→ To be done:
Write out the records below word for word, please.

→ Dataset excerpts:
┄┄┄┄┄┄

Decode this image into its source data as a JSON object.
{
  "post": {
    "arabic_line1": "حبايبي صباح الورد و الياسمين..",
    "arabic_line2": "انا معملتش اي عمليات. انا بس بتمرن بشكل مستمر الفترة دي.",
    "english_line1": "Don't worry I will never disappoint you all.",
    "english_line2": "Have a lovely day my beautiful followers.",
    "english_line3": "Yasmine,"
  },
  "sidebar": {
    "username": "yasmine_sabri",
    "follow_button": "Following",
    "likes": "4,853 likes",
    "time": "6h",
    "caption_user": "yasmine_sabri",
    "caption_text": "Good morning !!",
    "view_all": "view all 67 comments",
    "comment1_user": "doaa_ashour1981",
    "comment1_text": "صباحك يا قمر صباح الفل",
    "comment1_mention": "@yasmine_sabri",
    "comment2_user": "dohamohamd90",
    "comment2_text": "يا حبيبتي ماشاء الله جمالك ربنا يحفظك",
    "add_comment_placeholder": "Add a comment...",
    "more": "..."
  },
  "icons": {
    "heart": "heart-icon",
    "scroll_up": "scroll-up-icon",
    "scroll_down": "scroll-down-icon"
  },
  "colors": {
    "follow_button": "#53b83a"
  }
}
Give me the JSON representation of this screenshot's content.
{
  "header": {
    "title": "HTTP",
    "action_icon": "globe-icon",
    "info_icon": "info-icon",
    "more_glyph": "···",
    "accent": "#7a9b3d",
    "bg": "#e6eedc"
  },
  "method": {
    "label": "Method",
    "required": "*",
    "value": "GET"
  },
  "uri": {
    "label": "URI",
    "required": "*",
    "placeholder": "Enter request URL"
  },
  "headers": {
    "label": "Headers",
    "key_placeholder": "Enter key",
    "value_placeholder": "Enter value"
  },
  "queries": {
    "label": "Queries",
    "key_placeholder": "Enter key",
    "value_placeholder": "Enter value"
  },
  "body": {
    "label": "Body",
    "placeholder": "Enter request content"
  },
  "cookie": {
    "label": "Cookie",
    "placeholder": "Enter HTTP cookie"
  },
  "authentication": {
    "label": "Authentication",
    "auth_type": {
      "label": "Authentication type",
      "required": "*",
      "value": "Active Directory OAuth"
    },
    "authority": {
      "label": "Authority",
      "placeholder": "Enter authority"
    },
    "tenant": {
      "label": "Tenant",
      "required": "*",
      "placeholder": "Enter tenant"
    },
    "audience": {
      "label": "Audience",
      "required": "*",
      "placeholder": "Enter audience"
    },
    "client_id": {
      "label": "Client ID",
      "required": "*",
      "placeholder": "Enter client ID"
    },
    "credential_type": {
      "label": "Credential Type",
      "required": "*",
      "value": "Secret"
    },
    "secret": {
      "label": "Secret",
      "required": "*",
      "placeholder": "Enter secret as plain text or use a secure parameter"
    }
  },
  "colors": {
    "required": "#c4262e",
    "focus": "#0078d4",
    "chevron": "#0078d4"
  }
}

┄┄┄┄┄┄

→ Result:
Decode this image into its source data as a JSON object.
{
  "post": {
    "arabic_line1": "حبايبي صباح الورد و الياسمين..",
    "arabic_line2": "انا معملتش اي عمليات. انا بس بتمرن بشكل مستمر الفترة دي.",
    "english_line1": "Don't worry I will never disappoint you all.",
    "english_line2": "Have a lovely day my beautiful followers.",
    "english_line3": "Yasmine,"
  },
  "sidebar": {
    "username": "yasmine_sabri",
    "follow_button": "Following",
    "likes": "4,853 likes",
    "time": "6h",
    "caption_user": "yasmine_sabri",
    "caption_text": "Good morning !!",
    "view_all": "view all 67 comments",
    "comment1_user": "doaa_ashour1981",
    "comment1_text": "صباحك يا قمر صباح الفل",
    "comment1_mention": "@yasmine_sabri",
    "comment2_user": "dohamohamd90",
    "comment2_text": "يا حبيبتي ماشاء الله جمالك ربنا يحفظك",
    "add_comment_placeholder": "Add a comment...",
    "more": "..."
  },
  "icons": {
    "heart": "heart-icon",
    "scroll_up": "scroll-up-icon",
    "scroll_down": "scroll-down-icon"
  },
  "colors": {
    "follow_button": "#53b83a"
  }
}
Give me the JSON representation of this screenshot's content.
{
  "header": {
    "title": "HTTP",
    "action_icon": "globe-icon",
    "info_icon": "info-icon",
    "more_glyph": "···",
    "accent": "#7a9b3d",
    "bg": "#e6eedc"
  },
  "method": {
    "label": "Method",
    "required": "*",
    "value": "GET"
  },
  "uri": {
    "label": "URI",
    "required": "*",
    "placeholder": "Enter request URL"
  },
  "headers": {
    "label": "Headers",
    "key_placeholder": "Enter key",
    "value_placeholder": "Enter value"
  },
  "queries": {
    "label": "Queries",
    "key_placeholder": "Enter key",
    "value_placeholder": "Enter value"
  },
  "body": {
    "label": "Body",
    "placeholder": "Enter request content"
  },
  "cookie": {
    "label": "Cookie",
    "placeholder": "Enter HTTP cookie"
  },
  "authentication": {
    "label": "Authentication",
    "auth_type": {
      "label": "Authentication type",
      "required": "*",
      "value": "Active Directory OAuth"
    },
    "authority": {
      "label": "Authority",
      "placeholder": "Enter authority"
    },
    "tenant": {
      "label": "Tenant",
      "required": "*",
      "placeholder": "Enter tenant"
    },
    "audience": {
      "label": "Audience",
      "required": "*",
      "placeholder": "Enter audience"
    },
    "client_id": {
      "label": "Client ID",
      "required": "*",
      "placeholder": "Enter client ID"
    },
    "credential_type": {
      "label": "Credential Type",
      "required": "*",
      "value": "Secret"
    },
    "secret": {
      "label": "Secret",
      "required": "*",
      "placeholder": "Enter secret as plain text or use a secure parameter"
    }
  },
  "colors": {
    "required": "#c4262e",
    "focus": "#0078d4",
    "chevron": "#0078d4"
  }
}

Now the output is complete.